[Records contained in a dataset]
——
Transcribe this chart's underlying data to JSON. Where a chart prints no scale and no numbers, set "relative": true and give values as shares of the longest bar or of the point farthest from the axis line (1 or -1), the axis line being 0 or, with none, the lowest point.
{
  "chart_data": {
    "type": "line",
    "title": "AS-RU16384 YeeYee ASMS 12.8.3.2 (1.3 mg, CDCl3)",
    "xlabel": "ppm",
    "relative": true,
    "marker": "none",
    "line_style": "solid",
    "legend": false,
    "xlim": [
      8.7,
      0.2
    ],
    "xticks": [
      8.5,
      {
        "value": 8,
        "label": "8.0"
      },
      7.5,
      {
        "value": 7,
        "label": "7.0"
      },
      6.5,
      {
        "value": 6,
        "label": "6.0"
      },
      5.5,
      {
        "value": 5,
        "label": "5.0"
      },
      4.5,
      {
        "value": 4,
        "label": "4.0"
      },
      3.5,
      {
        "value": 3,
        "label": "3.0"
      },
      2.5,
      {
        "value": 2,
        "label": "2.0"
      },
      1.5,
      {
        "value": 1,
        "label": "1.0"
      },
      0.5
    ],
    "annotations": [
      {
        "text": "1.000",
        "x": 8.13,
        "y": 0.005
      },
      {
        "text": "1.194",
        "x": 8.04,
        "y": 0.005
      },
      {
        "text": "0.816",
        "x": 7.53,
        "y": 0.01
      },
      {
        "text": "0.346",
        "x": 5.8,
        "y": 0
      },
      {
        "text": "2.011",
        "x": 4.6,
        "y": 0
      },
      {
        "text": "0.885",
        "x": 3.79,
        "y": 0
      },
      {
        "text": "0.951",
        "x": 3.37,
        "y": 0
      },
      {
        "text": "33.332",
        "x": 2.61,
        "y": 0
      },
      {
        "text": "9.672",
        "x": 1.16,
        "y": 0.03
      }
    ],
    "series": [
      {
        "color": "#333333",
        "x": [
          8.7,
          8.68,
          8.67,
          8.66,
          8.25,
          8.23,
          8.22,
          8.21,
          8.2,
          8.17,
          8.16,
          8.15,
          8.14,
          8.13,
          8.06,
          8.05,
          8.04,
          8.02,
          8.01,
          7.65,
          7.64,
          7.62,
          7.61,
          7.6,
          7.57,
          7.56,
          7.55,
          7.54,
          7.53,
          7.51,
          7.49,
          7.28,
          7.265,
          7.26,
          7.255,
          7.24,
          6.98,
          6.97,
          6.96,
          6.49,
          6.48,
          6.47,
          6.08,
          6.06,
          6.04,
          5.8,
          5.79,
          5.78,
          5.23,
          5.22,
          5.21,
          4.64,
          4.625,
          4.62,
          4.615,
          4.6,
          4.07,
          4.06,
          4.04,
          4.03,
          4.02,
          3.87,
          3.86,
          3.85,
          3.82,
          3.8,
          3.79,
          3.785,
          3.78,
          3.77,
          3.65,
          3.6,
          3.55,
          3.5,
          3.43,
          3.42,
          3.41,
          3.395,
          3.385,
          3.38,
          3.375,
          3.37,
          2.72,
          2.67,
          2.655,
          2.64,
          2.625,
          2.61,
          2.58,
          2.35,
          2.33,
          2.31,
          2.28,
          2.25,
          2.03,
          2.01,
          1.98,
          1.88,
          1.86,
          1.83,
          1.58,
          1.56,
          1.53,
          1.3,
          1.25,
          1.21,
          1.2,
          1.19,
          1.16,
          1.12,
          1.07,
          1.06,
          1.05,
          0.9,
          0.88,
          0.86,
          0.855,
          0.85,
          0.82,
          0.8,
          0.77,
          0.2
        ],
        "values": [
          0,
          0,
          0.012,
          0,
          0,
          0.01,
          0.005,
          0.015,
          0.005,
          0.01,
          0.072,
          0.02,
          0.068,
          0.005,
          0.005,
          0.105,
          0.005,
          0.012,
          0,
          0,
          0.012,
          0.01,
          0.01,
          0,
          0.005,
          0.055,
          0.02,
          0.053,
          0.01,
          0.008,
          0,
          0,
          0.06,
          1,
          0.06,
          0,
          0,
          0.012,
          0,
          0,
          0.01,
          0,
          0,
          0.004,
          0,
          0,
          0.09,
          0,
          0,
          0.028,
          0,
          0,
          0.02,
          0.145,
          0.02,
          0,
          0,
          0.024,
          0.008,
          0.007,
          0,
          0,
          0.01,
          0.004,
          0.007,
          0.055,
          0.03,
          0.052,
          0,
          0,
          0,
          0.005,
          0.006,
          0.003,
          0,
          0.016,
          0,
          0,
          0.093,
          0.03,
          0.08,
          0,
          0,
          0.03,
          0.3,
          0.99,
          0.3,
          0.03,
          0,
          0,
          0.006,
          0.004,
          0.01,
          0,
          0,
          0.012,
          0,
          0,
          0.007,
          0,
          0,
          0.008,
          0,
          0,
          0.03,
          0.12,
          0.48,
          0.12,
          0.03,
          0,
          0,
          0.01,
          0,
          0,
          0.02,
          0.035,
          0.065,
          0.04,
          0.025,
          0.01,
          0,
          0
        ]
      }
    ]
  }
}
——
▶ [Work to do] Copy all lines from the material that include "none".

▶ [Complete output]
Transcribe this chart's underlying data to JSON. Where a chart prints no scale and no numbers, set "relative": true and give values as shares of the longest bar or of the point farthest from the axis line (1 or -1), the axis line being 0 or, with none, the lowest point.
    "marker": "none",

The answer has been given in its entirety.